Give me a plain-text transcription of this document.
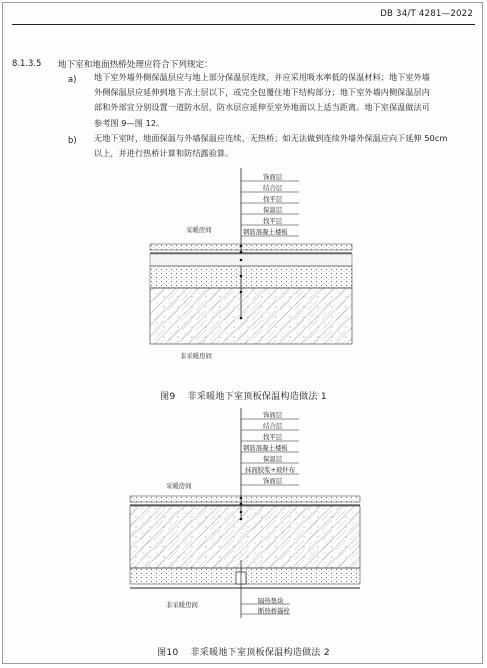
DB 34/T 4281—2022
8.1.3.5 地下室和地面热桥处理应符合下列规定：
a) 地下室外墙外侧保温层应与地上部分保温层连续，并应采用吸水率低的保温材料；地下室外墙
外侧保温层应延伸到地下冻土层以下，或完全包覆住地下结构部分；地下室外墙内侧保温层内
部和外部宜分别设置一道防水层，防水层应延伸至室外地面以上适当距离。地下室保温做法可
参考图 9—图 12。
b) 无地下室时，地面保温与外墙保温应连续、无热桥；如无法做到连续外墙外保温应向下延伸 50cm
以上，并进行热桥计算和防结露验算。
饰面层
结合层
找平层
保温层
找平层
钢筋混凝土楼板
采暖房间
非采暖房间
图9 非采暖地下室顶板保温构造做法 1
饰面层
结合层
找平层
钢筋混凝土楼板
保温层
抹面胶浆+玻纤布
饰面层
采暖房间
非采暖房间	隔热垫块
断热桥锚栓
图10 非采暖地下室顶板保温构造做法 2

#### Exercise task
Go through the listing above and quote it exactly, apart from its images.

#### Task output
Give me a plain-text transcription of this document.
DB 34/T 4281—2022
8.1.3.5 地下室和地面热桥处理应符合下列规定：
a) 地下室外墙外侧保温层应与地上部分保温层连续，并应采用吸水率低的保温材料；地下室外墙
外侧保温层应延伸到地下冻土层以下，或完全包覆住地下结构部分；地下室外墙内侧保温层内
部和外部宜分别设置一道防水层，防水层应延伸至室外地面以上适当距离。地下室保温做法可
参考图 9—图 12。
b) 无地下室时，地面保温与外墙保温应连续、无热桥；如无法做到连续外墙外保温应向下延伸 50cm
以上，并进行热桥计算和防结露验算。
饰面层
结合层
找平层
保温层
找平层
钢筋混凝土楼板
采暖房间
非采暖房间
图9 非采暖地下室顶板保温构造做法 1
饰面层
结合层
找平层
钢筋混凝土楼板
保温层
抹面胶浆+玻纤布
饰面层
采暖房间
非采暖房间	隔热垫块
断热桥锚栓
图10 非采暖地下室顶板保温构造做法 2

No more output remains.